** start PROVIDED INFORMATION **

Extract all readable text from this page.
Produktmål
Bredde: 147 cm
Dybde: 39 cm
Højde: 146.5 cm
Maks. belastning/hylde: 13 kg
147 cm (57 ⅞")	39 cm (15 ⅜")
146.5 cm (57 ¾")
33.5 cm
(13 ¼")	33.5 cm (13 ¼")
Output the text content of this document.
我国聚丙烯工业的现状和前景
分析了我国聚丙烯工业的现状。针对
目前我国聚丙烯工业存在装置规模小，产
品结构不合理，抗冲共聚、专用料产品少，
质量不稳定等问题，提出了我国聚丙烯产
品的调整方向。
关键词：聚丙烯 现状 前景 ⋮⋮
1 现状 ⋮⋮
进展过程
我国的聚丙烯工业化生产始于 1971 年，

** end PROVIDED INFORMATION **

• EXERCISE DETAILS:
Repeat the material word for word, in full.

• REPLY TO THE TASK:
Extract all readable text from this page.
Produktmål
Bredde: 147 cm
Dybde: 39 cm
Højde: 146.5 cm
Maks. belastning/hylde: 13 kg
147 cm (57 ⅞")	39 cm (15 ⅜")
146.5 cm (57 ¾")
33.5 cm
(13 ¼")	33.5 cm (13 ¼")
Output the text content of this document.
我国聚丙烯工业的现状和前景
分析了我国聚丙烯工业的现状。针对
目前我国聚丙烯工业存在装置规模小，产
品结构不合理，抗冲共聚、专用料产品少，
质量不稳定等问题，提出了我国聚丙烯产
品的调整方向。
关键词：聚丙烯 现状 前景 ⋮⋮
1 现状 ⋮⋮
进展过程
我国的聚丙烯工业化生产始于 1971 年，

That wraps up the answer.